> **What is being asked**
Take the listing and print it in full, exactly as given.

Items listed in a dataset
# # # # #

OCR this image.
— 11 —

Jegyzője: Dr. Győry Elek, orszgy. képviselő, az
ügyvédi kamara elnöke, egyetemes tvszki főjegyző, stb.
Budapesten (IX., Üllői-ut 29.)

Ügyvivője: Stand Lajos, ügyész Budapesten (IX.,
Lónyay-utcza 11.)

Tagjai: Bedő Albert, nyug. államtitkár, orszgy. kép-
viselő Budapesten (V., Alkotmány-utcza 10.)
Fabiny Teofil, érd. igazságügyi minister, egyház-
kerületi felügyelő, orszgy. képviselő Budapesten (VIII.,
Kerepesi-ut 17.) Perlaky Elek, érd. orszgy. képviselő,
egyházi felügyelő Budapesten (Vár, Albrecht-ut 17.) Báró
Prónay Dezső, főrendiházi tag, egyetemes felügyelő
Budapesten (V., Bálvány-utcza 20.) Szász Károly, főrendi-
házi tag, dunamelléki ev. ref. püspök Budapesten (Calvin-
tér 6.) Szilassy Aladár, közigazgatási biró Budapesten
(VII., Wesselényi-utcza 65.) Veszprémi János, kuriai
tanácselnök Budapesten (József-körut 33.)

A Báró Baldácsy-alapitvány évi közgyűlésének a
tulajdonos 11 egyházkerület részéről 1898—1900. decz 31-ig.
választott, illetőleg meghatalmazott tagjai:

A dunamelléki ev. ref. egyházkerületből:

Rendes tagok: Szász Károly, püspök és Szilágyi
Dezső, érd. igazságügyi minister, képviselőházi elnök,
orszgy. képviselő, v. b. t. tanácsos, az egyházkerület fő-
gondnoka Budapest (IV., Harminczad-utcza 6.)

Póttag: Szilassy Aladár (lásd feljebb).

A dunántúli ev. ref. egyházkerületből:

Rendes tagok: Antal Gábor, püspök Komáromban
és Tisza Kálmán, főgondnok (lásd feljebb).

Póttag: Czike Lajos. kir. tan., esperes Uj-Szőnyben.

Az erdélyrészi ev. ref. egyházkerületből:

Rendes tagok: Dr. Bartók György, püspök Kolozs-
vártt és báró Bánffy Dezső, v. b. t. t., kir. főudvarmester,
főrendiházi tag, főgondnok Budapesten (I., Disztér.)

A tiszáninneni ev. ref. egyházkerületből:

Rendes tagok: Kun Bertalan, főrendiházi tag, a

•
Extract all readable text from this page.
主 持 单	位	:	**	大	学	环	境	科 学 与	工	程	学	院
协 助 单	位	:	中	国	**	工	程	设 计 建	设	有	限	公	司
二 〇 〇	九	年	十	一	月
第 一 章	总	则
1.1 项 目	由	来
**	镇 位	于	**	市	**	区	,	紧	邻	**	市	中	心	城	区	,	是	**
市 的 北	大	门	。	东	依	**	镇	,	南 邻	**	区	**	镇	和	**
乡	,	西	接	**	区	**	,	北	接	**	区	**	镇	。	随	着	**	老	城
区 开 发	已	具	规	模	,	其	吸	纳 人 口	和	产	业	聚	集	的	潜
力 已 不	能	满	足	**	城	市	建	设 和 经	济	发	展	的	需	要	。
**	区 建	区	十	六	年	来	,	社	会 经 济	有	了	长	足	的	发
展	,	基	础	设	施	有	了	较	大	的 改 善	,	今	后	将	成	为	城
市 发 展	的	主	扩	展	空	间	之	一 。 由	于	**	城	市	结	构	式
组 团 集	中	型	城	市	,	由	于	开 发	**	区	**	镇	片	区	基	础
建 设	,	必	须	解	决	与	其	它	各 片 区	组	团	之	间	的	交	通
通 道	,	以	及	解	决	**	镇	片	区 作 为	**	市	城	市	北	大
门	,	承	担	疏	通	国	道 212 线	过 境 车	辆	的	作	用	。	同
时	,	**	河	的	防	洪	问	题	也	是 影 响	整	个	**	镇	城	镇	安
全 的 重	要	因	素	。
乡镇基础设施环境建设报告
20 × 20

# # # # #

> **Exercise output**
OCR this image.
— 11 —

Jegyzője: Dr. Győry Elek, orszgy. képviselő, az
ügyvédi kamara elnöke, egyetemes tvszki főjegyző, stb.
Budapesten (IX., Üllői-ut 29.)

Ügyvivője: Stand Lajos, ügyész Budapesten (IX.,
Lónyay-utcza 11.)

Tagjai: Bedő Albert, nyug. államtitkár, orszgy. kép-
viselő Budapesten (V., Alkotmány-utcza 10.)
Fabiny Teofil, érd. igazságügyi minister, egyház-
kerületi felügyelő, orszgy. képviselő Budapesten (VIII.,
Kerepesi-ut 17.) Perlaky Elek, érd. orszgy. képviselő,
egyházi felügyelő Budapesten (Vár, Albrecht-ut 17.) Báró
Prónay Dezső, főrendiházi tag, egyetemes felügyelő
Budapesten (V., Bálvány-utcza 20.) Szász Károly, főrendi-
házi tag, dunamelléki ev. ref. püspök Budapesten (Calvin-
tér 6.) Szilassy Aladár, közigazgatási biró Budapesten
(VII., Wesselényi-utcza 65.) Veszprémi János, kuriai
tanácselnök Budapesten (József-körut 33.)

A Báró Baldácsy-alapitvány évi közgyűlésének a
tulajdonos 11 egyházkerület részéről 1898—1900. decz 31-ig.
választott, illetőleg meghatalmazott tagjai:

A dunamelléki ev. ref. egyházkerületből:

Rendes tagok: Szász Károly, püspök és Szilágyi
Dezső, érd. igazságügyi minister, képviselőházi elnök,
orszgy. képviselő, v. b. t. tanácsos, az egyházkerület fő-
gondnoka Budapest (IV., Harminczad-utcza 6.)

Póttag: Szilassy Aladár (lásd feljebb).

A dunántúli ev. ref. egyházkerületből:

Rendes tagok: Antal Gábor, püspök Komáromban
és Tisza Kálmán, főgondnok (lásd feljebb).

Póttag: Czike Lajos. kir. tan., esperes Uj-Szőnyben.

Az erdélyrészi ev. ref. egyházkerületből:

Rendes tagok: Dr. Bartók György, püspök Kolozs-
vártt és báró Bánffy Dezső, v. b. t. t., kir. főudvarmester,
főrendiházi tag, főgondnok Budapesten (I., Disztér.)

A tiszáninneni ev. ref. egyházkerületből:

Rendes tagok: Kun Bertalan, főrendiházi tag, a

•
Extract all readable text from this page.
主 持 单	位	:	**	大	学	环	境	科 学 与	工	程	学	院
协 助 单	位	:	中	国	**	工	程	设 计 建	设	有	限	公	司
二 〇 〇	九	年	十	一	月
第 一 章	总	则
1.1 项 目	由	来
**	镇 位	于	**	市	**	区	,	紧	邻	**	市	中	心	城	区	,	是	**
市 的 北	大	门	。	东	依	**	镇	,	南 邻	**	区	**	镇	和	**
乡	,	西	接	**	区	**	,	北	接	**	区	**	镇	。	随	着	**	老	城
区 开 发	已	具	规	模	,	其	吸	纳 人 口	和	产	业	聚	集	的	潜
力 已 不	能	满	足	**	城	市	建	设 和 经	济	发	展	的	需	要	。
**	区 建	区	十	六	年	来	,	社	会 经 济	有	了	长	足	的	发
展	,	基	础	设	施	有	了	较	大	的 改 善	,	今	后	将	成	为	城
市 发 展	的	主	扩	展	空	间	之	一 。 由	于	**	城	市	结	构	式
组 团 集	中	型	城	市	,	由	于	开 发	**	区	**	镇	片	区	基	础
建 设	,	必	须	解	决	与	其	它	各 片 区	组	团	之	间	的	交	通
通 道	,	以	及	解	决	**	镇	片	区 作 为	**	市	城	市	北	大
门	,	承	担	疏	通	国	道 212 线	过 境 车	辆	的	作	用	。	同
时	,	**	河	的	防	洪	问	题	也	是 影 响	整	个	**	镇	城	镇	安
全 的 重	要	因	素	。
乡镇基础设施环境建设报告
20 × 20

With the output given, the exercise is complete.